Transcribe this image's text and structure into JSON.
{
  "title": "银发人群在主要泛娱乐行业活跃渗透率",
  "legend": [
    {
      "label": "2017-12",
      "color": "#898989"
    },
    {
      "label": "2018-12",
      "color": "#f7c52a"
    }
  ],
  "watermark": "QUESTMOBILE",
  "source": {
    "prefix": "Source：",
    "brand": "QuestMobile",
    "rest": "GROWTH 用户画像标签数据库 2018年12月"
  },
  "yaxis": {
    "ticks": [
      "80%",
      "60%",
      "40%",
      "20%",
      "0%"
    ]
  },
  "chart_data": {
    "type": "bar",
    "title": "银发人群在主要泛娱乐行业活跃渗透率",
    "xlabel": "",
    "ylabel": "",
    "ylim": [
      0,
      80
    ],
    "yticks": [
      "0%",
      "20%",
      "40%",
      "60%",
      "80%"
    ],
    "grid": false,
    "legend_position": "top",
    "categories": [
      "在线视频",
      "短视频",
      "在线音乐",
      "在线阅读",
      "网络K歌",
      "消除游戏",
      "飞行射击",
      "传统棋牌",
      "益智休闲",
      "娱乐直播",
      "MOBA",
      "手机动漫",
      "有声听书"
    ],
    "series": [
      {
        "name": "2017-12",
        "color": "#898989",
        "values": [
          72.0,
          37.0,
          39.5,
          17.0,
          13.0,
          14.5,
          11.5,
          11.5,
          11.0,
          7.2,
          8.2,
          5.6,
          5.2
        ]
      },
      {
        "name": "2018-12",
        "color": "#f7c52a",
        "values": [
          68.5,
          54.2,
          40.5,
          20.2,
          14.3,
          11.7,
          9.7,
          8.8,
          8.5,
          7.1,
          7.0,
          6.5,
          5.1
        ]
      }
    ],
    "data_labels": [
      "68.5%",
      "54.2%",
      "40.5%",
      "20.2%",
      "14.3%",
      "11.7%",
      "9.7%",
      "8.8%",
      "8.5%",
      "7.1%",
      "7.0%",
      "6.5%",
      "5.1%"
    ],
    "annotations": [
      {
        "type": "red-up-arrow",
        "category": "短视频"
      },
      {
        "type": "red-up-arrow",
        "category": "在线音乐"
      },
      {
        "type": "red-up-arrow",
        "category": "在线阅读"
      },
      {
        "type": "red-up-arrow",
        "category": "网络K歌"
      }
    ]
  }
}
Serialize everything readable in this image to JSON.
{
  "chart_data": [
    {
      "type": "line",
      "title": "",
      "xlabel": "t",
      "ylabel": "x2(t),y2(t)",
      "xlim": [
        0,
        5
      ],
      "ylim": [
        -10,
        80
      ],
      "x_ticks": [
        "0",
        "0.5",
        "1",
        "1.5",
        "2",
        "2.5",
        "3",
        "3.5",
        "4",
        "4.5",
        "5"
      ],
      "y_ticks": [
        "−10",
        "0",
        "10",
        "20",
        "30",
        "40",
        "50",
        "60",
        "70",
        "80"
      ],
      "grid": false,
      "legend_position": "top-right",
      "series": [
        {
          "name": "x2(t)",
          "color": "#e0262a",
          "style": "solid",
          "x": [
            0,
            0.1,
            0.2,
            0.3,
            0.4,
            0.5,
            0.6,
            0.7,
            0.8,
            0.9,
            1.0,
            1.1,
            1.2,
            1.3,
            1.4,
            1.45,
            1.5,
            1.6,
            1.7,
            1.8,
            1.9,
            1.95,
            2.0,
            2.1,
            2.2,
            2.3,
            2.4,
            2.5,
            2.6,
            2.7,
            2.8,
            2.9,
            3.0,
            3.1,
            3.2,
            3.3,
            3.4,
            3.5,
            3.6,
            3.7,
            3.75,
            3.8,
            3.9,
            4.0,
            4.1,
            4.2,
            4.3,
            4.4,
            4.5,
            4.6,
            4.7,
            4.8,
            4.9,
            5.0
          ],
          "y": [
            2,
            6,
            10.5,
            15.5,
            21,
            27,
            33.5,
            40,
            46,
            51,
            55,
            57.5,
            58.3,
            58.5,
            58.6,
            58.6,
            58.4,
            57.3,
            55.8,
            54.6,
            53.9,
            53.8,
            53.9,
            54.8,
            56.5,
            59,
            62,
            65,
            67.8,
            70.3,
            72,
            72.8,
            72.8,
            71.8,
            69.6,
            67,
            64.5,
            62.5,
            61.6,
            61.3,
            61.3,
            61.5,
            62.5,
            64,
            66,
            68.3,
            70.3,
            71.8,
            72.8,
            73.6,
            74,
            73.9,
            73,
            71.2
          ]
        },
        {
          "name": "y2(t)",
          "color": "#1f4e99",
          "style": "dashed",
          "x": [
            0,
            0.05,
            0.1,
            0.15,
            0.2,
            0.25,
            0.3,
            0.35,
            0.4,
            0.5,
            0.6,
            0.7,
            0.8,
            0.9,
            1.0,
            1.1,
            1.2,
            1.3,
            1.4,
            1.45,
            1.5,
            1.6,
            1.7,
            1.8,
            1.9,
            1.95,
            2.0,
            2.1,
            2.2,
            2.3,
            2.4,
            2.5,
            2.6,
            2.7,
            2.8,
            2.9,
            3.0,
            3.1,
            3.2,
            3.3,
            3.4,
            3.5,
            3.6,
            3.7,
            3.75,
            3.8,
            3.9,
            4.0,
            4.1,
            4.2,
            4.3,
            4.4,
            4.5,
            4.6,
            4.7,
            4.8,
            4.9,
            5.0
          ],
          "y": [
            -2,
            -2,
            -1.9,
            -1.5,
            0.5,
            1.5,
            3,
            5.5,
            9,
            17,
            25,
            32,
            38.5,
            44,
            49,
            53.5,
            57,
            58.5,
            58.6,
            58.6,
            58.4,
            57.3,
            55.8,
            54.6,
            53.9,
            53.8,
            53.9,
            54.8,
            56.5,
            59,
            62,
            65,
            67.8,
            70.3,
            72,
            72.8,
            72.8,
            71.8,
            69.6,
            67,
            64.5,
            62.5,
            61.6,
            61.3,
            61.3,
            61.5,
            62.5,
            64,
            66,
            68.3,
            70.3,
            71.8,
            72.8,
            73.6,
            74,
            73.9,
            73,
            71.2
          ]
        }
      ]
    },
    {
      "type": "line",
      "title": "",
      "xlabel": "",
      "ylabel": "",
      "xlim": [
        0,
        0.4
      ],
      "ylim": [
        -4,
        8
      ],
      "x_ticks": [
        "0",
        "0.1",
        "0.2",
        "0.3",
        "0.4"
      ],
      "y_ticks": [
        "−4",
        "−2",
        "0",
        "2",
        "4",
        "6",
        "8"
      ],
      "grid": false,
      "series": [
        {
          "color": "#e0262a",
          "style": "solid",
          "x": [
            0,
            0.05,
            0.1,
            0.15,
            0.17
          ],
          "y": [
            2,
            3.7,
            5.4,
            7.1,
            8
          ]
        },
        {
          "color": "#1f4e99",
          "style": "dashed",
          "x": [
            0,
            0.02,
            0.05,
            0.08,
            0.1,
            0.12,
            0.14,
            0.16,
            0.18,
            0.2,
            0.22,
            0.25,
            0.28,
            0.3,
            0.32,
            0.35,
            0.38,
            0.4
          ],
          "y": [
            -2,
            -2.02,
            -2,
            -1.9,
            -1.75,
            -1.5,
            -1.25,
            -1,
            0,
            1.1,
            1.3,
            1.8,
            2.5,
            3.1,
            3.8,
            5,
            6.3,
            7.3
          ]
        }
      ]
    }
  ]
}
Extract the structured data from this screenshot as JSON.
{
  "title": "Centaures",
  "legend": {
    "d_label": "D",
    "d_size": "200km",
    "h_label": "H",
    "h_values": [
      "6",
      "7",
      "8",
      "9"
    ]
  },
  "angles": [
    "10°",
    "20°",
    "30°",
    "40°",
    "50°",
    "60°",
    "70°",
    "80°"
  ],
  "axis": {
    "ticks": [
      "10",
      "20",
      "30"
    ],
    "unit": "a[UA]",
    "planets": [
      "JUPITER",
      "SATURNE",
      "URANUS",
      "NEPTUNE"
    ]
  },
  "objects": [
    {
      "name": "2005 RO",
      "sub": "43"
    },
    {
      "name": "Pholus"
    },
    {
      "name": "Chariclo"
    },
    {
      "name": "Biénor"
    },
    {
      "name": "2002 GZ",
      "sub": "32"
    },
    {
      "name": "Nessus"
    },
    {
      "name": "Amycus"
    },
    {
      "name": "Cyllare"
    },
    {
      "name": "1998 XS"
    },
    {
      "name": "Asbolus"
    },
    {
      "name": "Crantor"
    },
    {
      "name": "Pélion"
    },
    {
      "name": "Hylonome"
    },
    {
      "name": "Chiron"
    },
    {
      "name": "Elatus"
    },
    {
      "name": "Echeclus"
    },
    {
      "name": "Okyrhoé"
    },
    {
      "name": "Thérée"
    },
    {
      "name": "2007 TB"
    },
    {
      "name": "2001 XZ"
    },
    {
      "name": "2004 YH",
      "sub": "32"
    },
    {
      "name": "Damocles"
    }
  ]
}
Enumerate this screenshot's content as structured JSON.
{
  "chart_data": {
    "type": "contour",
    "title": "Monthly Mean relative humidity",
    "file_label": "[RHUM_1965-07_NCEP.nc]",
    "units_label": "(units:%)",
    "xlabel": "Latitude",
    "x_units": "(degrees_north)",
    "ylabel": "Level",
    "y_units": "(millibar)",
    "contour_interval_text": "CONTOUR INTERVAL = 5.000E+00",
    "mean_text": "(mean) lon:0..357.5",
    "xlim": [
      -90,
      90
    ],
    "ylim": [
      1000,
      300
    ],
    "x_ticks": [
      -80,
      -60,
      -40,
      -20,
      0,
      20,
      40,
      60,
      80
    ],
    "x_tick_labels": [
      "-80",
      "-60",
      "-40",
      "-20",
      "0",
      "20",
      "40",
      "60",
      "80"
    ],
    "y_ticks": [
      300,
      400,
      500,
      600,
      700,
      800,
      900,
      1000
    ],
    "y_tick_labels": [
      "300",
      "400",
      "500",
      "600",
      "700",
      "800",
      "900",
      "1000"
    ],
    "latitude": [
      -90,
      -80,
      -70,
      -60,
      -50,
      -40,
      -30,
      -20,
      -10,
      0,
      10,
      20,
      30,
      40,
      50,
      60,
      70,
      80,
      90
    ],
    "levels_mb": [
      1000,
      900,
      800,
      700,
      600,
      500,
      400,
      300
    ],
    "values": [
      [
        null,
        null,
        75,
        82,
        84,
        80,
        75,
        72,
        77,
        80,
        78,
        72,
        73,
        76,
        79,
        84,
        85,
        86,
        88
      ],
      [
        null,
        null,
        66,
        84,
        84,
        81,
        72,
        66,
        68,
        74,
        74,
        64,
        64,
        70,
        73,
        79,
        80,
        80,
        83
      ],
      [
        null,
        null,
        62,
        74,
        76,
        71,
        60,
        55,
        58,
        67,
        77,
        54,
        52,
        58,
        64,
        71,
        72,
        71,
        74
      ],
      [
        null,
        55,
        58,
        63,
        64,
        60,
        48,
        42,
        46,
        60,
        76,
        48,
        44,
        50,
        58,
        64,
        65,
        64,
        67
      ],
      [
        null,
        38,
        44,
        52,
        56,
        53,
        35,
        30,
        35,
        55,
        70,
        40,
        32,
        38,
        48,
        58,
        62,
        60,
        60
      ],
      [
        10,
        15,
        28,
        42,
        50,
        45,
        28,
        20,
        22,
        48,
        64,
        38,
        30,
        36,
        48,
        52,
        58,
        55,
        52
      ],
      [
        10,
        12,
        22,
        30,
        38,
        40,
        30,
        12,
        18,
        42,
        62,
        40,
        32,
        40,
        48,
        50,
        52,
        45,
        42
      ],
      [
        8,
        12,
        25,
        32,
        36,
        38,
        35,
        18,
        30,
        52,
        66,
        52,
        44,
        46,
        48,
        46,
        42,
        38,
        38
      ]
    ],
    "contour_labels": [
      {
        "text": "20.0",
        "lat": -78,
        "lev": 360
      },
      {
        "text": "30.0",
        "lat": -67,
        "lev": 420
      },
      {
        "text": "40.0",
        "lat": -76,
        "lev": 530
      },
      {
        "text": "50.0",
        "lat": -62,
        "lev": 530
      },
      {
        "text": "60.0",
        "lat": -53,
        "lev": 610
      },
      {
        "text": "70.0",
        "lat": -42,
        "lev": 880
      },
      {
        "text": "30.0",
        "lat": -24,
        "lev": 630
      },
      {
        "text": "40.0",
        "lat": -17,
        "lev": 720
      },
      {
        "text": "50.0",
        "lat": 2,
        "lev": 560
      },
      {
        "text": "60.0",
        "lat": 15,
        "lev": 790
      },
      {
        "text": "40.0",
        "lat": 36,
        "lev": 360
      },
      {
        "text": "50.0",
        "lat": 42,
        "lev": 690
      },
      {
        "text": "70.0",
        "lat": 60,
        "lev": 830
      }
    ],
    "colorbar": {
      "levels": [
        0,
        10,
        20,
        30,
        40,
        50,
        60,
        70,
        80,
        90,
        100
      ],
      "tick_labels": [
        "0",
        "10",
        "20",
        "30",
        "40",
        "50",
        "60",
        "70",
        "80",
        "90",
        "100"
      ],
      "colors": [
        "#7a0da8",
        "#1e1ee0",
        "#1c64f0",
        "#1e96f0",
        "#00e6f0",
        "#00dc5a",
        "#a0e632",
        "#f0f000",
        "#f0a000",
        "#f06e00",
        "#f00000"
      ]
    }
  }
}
......
■ Description of the task ■
Each line that holds the word "screenshot" is to be copied.

■ Solution to the exercise ■
Extract the structured data from this screenshot as JSON.
Enumerate this screenshot's content as structured JSON.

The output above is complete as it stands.